# Requirement
Find each line with the word "Settings" and say how many there are, nothing else.

# Extracted data
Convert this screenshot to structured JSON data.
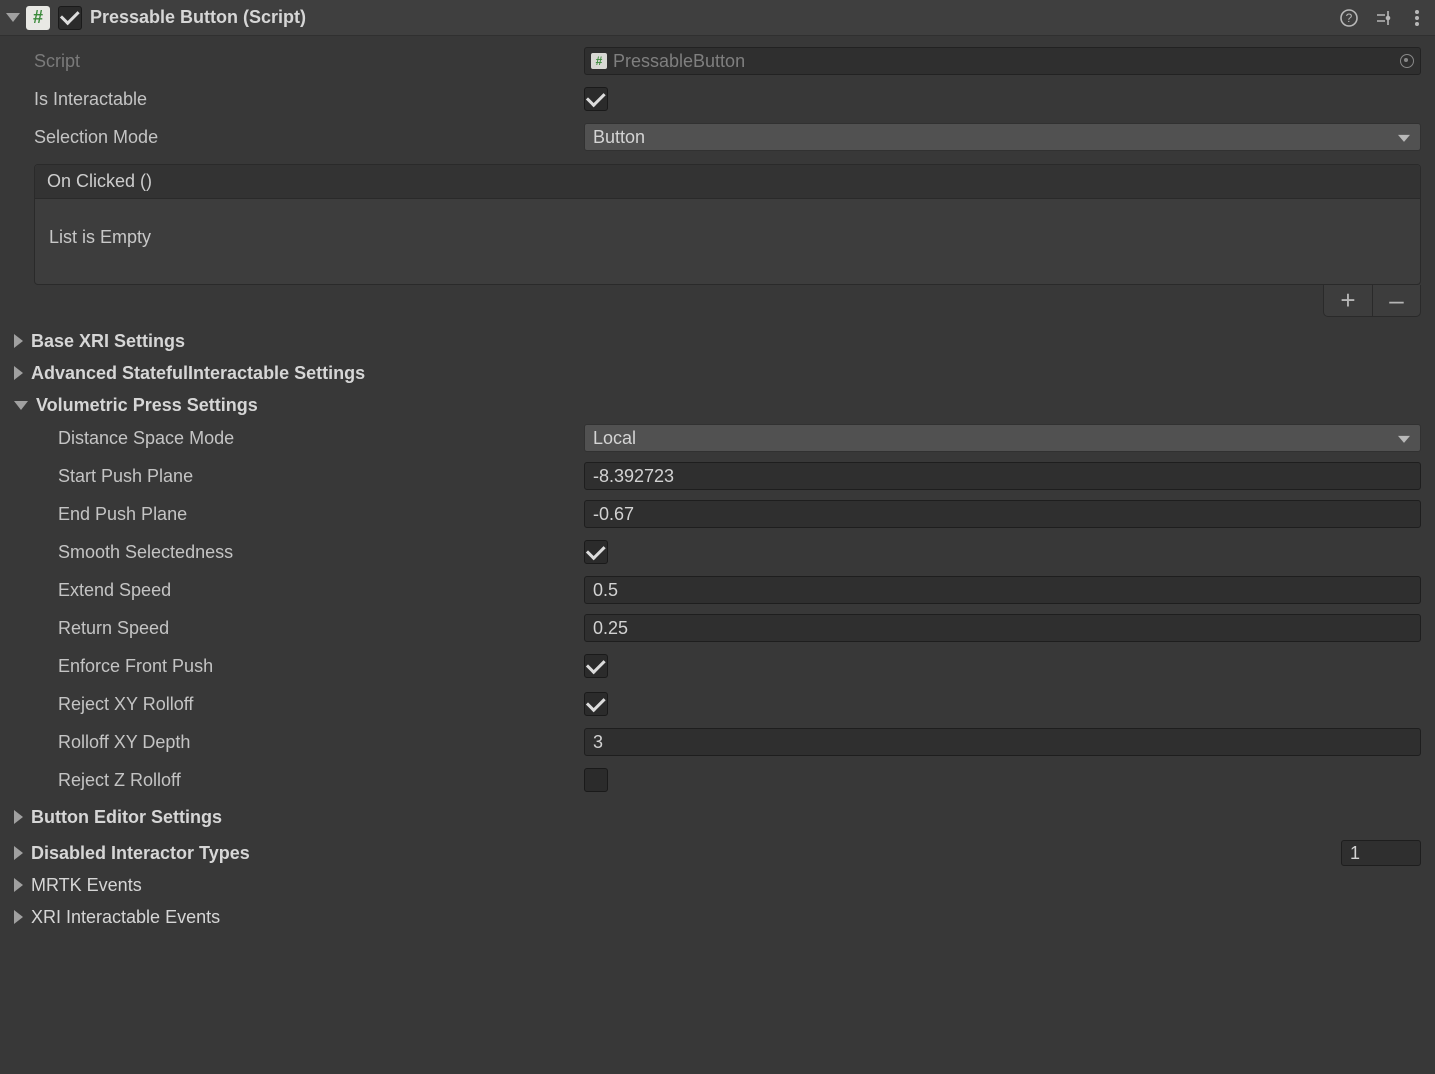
{
  "header": {
    "title": "Pressable Button (Script)",
    "enabled": true
  },
  "fields": {
    "scriptLabel": "Script",
    "scriptValue": "PressableButton",
    "isInteractableLabel": "Is Interactable",
    "isInteractable": true,
    "selectionModeLabel": "Selection Mode",
    "selectionModeValue": "Button"
  },
  "event": {
    "header": "On Clicked ()",
    "empty": "List is Empty",
    "plus": "+",
    "minus": "–"
  },
  "sections": {
    "baseXri": "Base XRI Settings",
    "advanced": "Advanced StatefulInteractable Settings",
    "volumetric": "Volumetric Press Settings",
    "buttonEditor": "Button Editor Settings"
  },
  "volumetric": {
    "distanceSpaceModeLabel": "Distance Space Mode",
    "distanceSpaceMode": "Local",
    "startPushPlaneLabel": "Start Push Plane",
    "startPushPlane": "-8.392723",
    "endPushPlaneLabel": "End Push Plane",
    "endPushPlane": "-0.67",
    "smoothSelectednessLabel": "Smooth Selectedness",
    "smoothSelectedness": true,
    "extendSpeedLabel": "Extend Speed",
    "extendSpeed": "0.5",
    "returnSpeedLabel": "Return Speed",
    "returnSpeed": "0.25",
    "enforceFrontPushLabel": "Enforce Front Push",
    "enforceFrontPush": true,
    "rejectXYRolloffLabel": "Reject XY Rolloff",
    "rejectXYRolloff": true,
    "rolloffXYDepthLabel": "Rolloff XY Depth",
    "rolloffXYDepth": "3",
    "rejectZRolloffLabel": "Reject Z Rolloff",
    "rejectZRolloff": false
  },
  "bottom": {
    "disabledInteractor": "Disabled Interactor Types",
    "disabledInteractorCount": "1",
    "mrtkEvents": "MRTK Events",
    "xriEvents": "XRI Interactable Events"
  }
}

# Response
4